Return every record verbatim.

* * * * *

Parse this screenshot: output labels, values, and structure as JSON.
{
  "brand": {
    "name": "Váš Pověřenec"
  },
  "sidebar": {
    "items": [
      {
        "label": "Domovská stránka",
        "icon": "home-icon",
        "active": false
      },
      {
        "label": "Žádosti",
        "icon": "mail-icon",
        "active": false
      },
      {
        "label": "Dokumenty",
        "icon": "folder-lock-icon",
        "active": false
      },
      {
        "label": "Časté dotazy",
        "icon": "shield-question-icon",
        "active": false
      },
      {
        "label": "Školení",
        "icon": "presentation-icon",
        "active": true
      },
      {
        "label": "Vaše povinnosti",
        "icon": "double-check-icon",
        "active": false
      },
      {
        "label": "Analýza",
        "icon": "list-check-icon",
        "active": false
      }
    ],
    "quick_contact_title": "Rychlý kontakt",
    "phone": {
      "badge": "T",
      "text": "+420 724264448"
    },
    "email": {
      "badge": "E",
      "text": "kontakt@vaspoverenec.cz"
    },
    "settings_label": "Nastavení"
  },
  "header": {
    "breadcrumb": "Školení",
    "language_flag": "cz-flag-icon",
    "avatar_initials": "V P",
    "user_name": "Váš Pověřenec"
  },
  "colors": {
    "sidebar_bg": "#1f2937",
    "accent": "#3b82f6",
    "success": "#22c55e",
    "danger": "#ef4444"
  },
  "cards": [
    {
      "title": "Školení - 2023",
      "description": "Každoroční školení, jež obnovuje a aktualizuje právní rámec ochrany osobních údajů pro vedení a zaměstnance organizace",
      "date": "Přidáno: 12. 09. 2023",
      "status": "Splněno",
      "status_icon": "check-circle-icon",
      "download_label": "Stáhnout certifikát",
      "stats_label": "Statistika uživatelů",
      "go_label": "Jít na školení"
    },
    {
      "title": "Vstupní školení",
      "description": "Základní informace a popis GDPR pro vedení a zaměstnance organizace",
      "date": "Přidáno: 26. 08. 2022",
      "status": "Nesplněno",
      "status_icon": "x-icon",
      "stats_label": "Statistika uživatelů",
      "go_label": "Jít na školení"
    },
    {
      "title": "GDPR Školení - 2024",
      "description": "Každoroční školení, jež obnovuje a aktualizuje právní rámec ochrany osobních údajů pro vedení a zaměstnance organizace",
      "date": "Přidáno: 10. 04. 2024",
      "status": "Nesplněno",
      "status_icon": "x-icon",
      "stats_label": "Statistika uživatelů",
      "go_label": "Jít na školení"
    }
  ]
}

* * * * *

## Final result
Parse this screenshot: output labels, values, and structure as JSON.
{
  "brand": {
    "name": "Váš Pověřenec"
  },
  "sidebar": {
    "items": [
      {
        "label": "Domovská stránka",
        "icon": "home-icon",
        "active": false
      },
      {
        "label": "Žádosti",
        "icon": "mail-icon",
        "active": false
      },
      {
        "label": "Dokumenty",
        "icon": "folder-lock-icon",
        "active": false
      },
      {
        "label": "Časté dotazy",
        "icon": "shield-question-icon",
        "active": false
      },
      {
        "label": "Školení",
        "icon": "presentation-icon",
        "active": true
      },
      {
        "label": "Vaše povinnosti",
        "icon": "double-check-icon",
        "active": false
      },
      {
        "label": "Analýza",
        "icon": "list-check-icon",
        "active": false
      }
    ],
    "quick_contact_title": "Rychlý kontakt",
    "phone": {
      "badge": "T",
      "text": "+420 724264448"
    },
    "email": {
      "badge": "E",
      "text": "kontakt@vaspoverenec.cz"
    },
    "settings_label": "Nastavení"
  },
  "header": {
    "breadcrumb": "Školení",
    "language_flag": "cz-flag-icon",
    "avatar_initials": "V P",
    "user_name": "Váš Pověřenec"
  },
  "colors": {
    "sidebar_bg": "#1f2937",
    "accent": "#3b82f6",
    "success": "#22c55e",
    "danger": "#ef4444"
  },
  "cards": [
    {
      "title": "Školení - 2023",
      "description": "Každoroční školení, jež obnovuje a aktualizuje právní rámec ochrany osobních údajů pro vedení a zaměstnance organizace",
      "date": "Přidáno: 12. 09. 2023",
      "status": "Splněno",
      "status_icon": "check-circle-icon",
      "download_label": "Stáhnout certifikát",
      "stats_label": "Statistika uživatelů",
      "go_label": "Jít na školení"
    },
    {
      "title": "Vstupní školení",
      "description": "Základní informace a popis GDPR pro vedení a zaměstnance organizace",
      "date": "Přidáno: 26. 08. 2022",
      "status": "Nesplněno",
      "status_icon": "x-icon",
      "stats_label": "Statistika uživatelů",
      "go_label": "Jít na školení"
    },
    {
      "title": "GDPR Školení - 2024",
      "description": "Každoroční školení, jež obnovuje a aktualizuje právní rámec ochrany osobních údajů pro vedení a zaměstnance organizace",
      "date": "Přidáno: 10. 04. 2024",
      "status": "Nesplněno",
      "status_icon": "x-icon",
      "stats_label": "Statistika uživatelů",
      "go_label": "Jít na školení"
    }
  ]
}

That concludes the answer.